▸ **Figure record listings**
%%

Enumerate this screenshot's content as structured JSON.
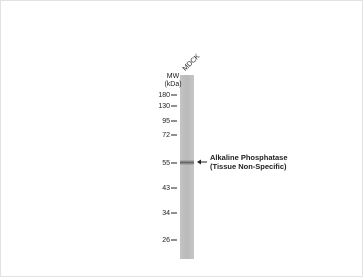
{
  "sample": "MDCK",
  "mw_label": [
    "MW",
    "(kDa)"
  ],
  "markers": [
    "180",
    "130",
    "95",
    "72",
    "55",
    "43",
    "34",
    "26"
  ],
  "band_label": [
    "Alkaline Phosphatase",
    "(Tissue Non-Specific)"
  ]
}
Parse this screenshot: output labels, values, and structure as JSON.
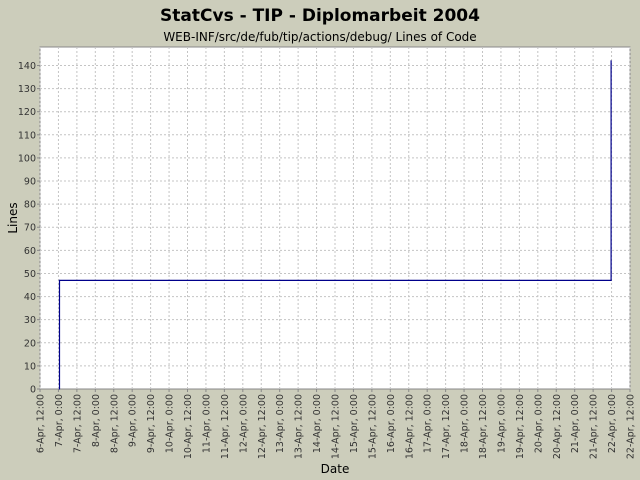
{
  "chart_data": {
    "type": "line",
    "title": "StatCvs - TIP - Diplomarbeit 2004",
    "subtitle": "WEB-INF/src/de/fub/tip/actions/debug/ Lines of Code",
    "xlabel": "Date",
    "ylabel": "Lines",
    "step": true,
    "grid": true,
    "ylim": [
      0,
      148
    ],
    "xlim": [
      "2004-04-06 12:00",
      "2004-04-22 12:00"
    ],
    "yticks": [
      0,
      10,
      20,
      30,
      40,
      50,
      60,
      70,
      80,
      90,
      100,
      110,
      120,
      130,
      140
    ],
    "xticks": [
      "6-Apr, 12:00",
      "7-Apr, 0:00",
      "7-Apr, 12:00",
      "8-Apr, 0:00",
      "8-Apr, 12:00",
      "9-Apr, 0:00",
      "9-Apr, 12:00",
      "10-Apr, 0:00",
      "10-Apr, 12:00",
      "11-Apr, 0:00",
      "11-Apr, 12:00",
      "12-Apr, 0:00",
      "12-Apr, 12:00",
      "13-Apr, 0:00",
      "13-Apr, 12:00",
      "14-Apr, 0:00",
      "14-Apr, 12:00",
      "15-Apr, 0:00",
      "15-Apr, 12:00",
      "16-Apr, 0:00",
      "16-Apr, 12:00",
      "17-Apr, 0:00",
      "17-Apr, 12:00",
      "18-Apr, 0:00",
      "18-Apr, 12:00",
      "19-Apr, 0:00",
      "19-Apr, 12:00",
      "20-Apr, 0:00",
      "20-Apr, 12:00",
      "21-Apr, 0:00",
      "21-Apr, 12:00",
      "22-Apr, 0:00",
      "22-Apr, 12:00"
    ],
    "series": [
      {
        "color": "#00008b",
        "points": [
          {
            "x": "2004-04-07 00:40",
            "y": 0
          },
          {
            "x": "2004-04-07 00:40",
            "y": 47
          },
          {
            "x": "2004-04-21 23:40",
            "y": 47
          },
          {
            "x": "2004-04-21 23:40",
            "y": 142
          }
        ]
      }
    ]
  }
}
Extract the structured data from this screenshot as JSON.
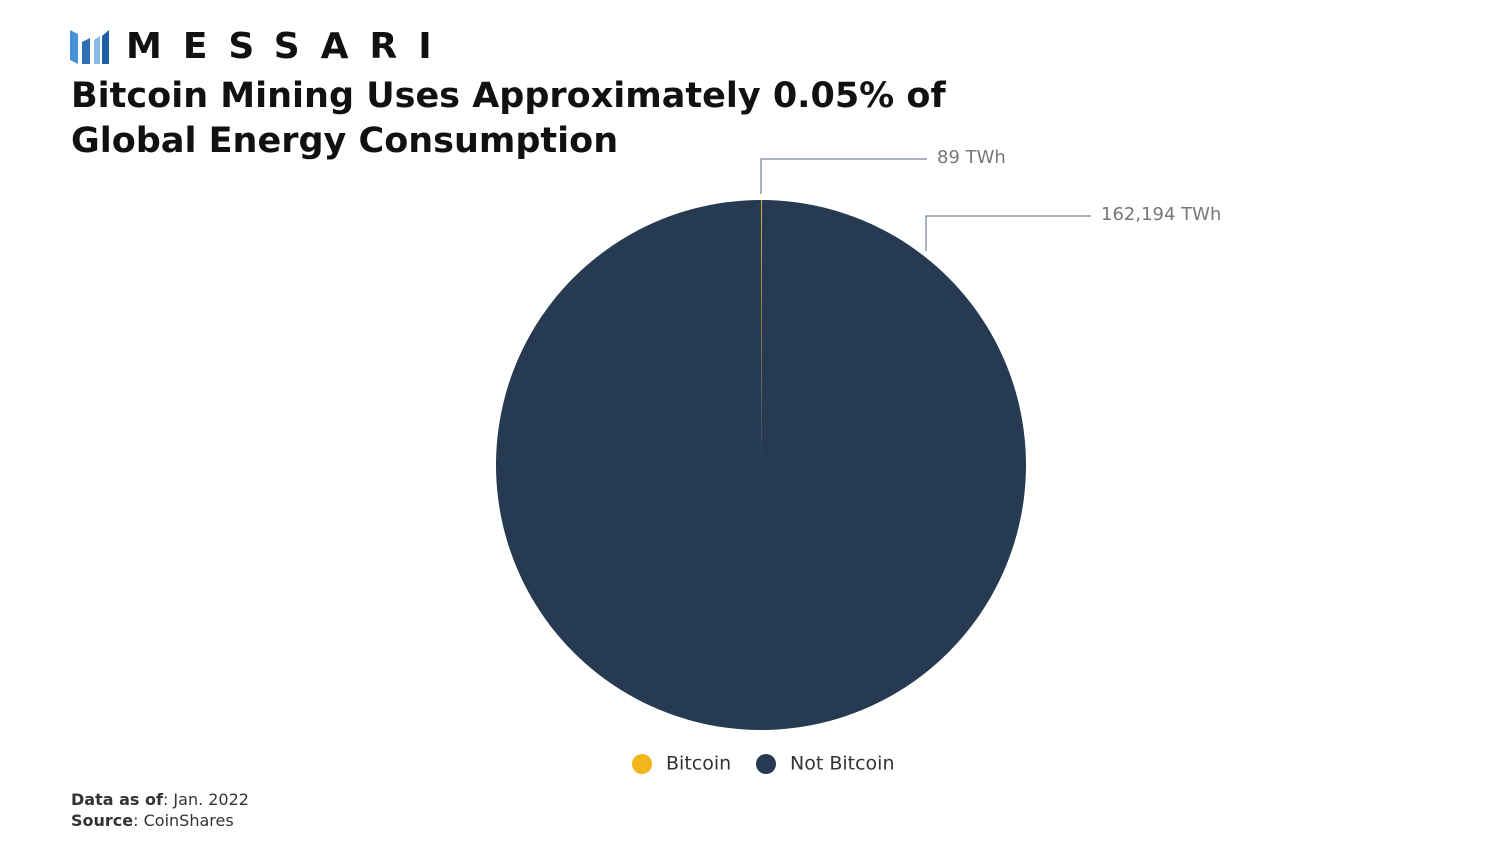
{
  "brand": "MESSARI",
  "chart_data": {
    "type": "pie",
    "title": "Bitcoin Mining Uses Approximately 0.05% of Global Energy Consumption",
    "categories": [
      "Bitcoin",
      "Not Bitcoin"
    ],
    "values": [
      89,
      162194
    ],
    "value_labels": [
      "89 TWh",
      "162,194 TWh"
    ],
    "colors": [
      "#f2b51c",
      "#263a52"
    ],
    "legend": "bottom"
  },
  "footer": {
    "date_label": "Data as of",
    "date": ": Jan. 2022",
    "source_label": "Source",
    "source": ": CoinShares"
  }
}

%%

▸ **TASK GOAL**
Copy out every line of the material above exactly, skipping the pictures.

▸ **TASK OUTPUT**
Enumerate this screenshot's content as structured JSON.
{
  "sample": "MDCK",
  "mw_label": [
    "MW",
    "(kDa)"
  ],
  "markers": [
    "180",
    "130",
    "95",
    "72",
    "55",
    "43",
    "34",
    "26"
  ],
  "band_label": [
    "Alkaline Phosphatase",
    "(Tissue Non-Specific)"
  ]
}
Parse this screenshot: output labels, values, and structure as JSON.
{
  "chart_data": {
    "type": "line",
    "title": "StatCvs - TIP - Diplomarbeit 2004",
    "subtitle": "WEB-INF/src/de/fub/tip/actions/debug/ Lines of Code",
    "xlabel": "Date",
    "ylabel": "Lines",
    "step": true,
    "grid": true,
    "ylim": [
      0,
      148
    ],
    "xlim": [
      "2004-04-06 12:00",
      "2004-04-22 12:00"
    ],
    "yticks": [
      0,
      10,
      20,
      30,
      40,
      50,
      60,
      70,
      80,
      90,
      100,
      110,
      120,
      130,
      140
    ],
    "xticks": [
      "6-Apr, 12:00",
      "7-Apr, 0:00",
      "7-Apr, 12:00",
      "8-Apr, 0:00",
      "8-Apr, 12:00",
      "9-Apr, 0:00",
      "9-Apr, 12:00",
      "10-Apr, 0:00",
      "10-Apr, 12:00",
      "11-Apr, 0:00",
      "11-Apr, 12:00",
      "12-Apr, 0:00",
      "12-Apr, 12:00",
      "13-Apr, 0:00",
      "13-Apr, 12:00",
      "14-Apr, 0:00",
      "14-Apr, 12:00",
      "15-Apr, 0:00",
      "15-Apr, 12:00",
      "16-Apr, 0:00",
      "16-Apr, 12:00",
      "17-Apr, 0:00",
      "17-Apr, 12:00",
      "18-Apr, 0:00",
      "18-Apr, 12:00",
      "19-Apr, 0:00",
      "19-Apr, 12:00",
      "20-Apr, 0:00",
      "20-Apr, 12:00",
      "21-Apr, 0:00",
      "21-Apr, 12:00",
      "22-Apr, 0:00",
      "22-Apr, 12:00"
    ],
    "series": [
      {
        "color": "#00008b",
        "points": [
          {
            "x": "2004-04-07 00:40",
            "y": 0
          },
          {
            "x": "2004-04-07 00:40",
            "y": 47
          },
          {
            "x": "2004-04-21 23:40",
            "y": 47
          },
          {
            "x": "2004-04-21 23:40",
            "y": 142
          }
        ]
      }
    ]
  }
}
Extract the structured data from this screenshot as JSON.
{
  "brand": "MESSARI",
  "chart_data": {
    "type": "pie",
    "title": "Bitcoin Mining Uses Approximately 0.05% of Global Energy Consumption",
    "categories": [
      "Bitcoin",
      "Not Bitcoin"
    ],
    "values": [
      89,
      162194
    ],
    "value_labels": [
      "89 TWh",
      "162,194 TWh"
    ],
    "colors": [
      "#f2b51c",
      "#263a52"
    ],
    "legend": "bottom"
  },
  "footer": {
    "date_label": "Data as of",
    "date": ": Jan. 2022",
    "source_label": "Source",
    "source": ": CoinShares"
  }
}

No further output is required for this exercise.